● TASK STATEMENT:
From the listing below, select every line where the word "الإقتراض" appears.

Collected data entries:

+===+

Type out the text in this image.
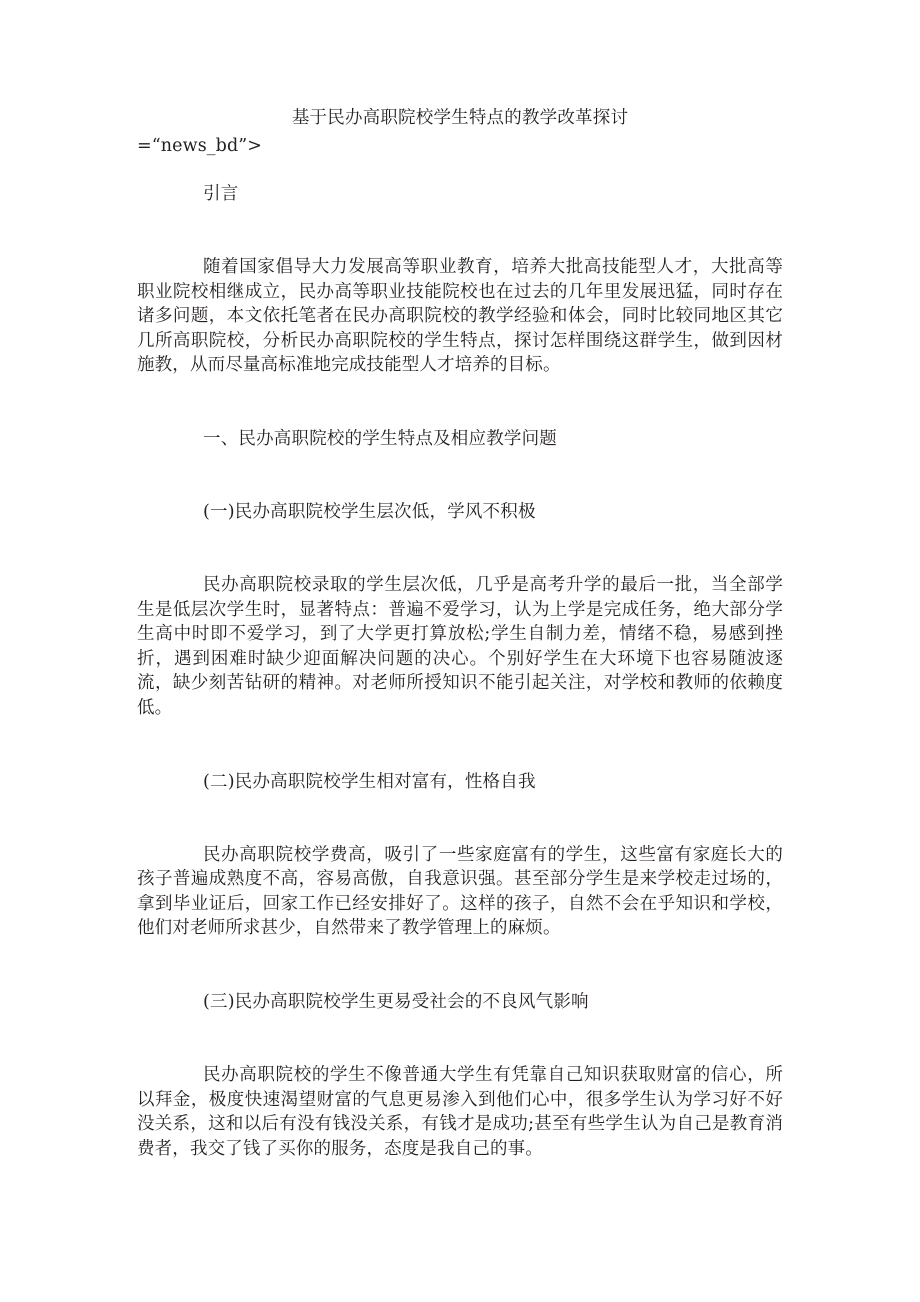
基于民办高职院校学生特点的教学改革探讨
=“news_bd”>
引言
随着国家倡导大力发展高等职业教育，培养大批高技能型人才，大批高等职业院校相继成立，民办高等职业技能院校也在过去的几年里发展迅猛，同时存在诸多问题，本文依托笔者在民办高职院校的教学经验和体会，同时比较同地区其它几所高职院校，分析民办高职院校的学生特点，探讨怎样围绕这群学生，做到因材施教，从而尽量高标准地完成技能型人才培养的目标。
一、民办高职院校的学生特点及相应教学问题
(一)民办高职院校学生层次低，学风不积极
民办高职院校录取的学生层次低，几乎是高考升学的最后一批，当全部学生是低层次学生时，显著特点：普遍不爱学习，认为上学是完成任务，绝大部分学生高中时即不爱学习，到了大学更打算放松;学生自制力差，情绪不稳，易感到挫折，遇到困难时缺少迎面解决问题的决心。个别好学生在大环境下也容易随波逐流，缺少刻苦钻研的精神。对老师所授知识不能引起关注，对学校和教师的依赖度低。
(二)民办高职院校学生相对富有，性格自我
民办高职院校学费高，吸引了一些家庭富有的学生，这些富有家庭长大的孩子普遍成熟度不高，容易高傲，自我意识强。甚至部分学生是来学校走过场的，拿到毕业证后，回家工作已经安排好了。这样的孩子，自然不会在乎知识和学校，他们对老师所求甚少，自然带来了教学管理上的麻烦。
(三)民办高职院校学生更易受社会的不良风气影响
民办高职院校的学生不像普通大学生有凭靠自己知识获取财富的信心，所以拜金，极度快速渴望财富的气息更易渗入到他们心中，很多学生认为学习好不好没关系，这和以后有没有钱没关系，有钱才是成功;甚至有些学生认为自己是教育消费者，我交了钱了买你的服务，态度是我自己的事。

+===+

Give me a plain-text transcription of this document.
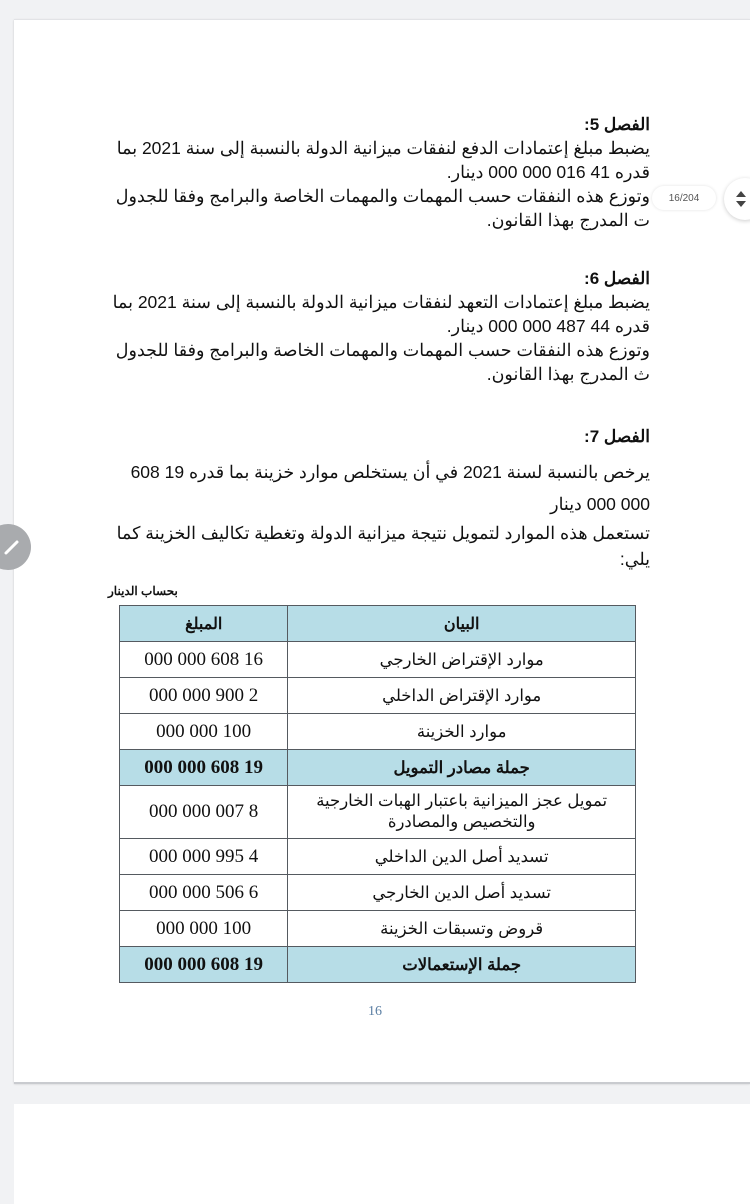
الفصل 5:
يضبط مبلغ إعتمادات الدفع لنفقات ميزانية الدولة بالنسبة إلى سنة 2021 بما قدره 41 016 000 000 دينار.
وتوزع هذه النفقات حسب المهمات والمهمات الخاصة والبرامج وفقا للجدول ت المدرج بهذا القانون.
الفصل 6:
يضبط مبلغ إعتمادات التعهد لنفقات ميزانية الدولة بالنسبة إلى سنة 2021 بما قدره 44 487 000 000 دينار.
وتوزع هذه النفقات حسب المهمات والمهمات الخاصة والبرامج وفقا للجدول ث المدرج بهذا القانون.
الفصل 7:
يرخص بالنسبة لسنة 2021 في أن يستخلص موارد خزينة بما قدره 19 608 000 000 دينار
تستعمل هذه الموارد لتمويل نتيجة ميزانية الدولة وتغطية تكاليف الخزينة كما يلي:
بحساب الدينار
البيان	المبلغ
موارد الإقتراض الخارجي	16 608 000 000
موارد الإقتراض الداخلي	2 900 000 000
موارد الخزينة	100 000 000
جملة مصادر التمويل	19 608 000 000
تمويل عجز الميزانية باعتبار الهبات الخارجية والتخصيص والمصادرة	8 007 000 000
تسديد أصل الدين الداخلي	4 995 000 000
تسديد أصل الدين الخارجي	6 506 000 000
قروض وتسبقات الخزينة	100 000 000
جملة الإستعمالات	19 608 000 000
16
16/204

+===+

● WRITTEN SOLUTION:
موارد الإقتراض الخارجي	16 608 000 000
موارد الإقتراض الداخلي	2 900 000 000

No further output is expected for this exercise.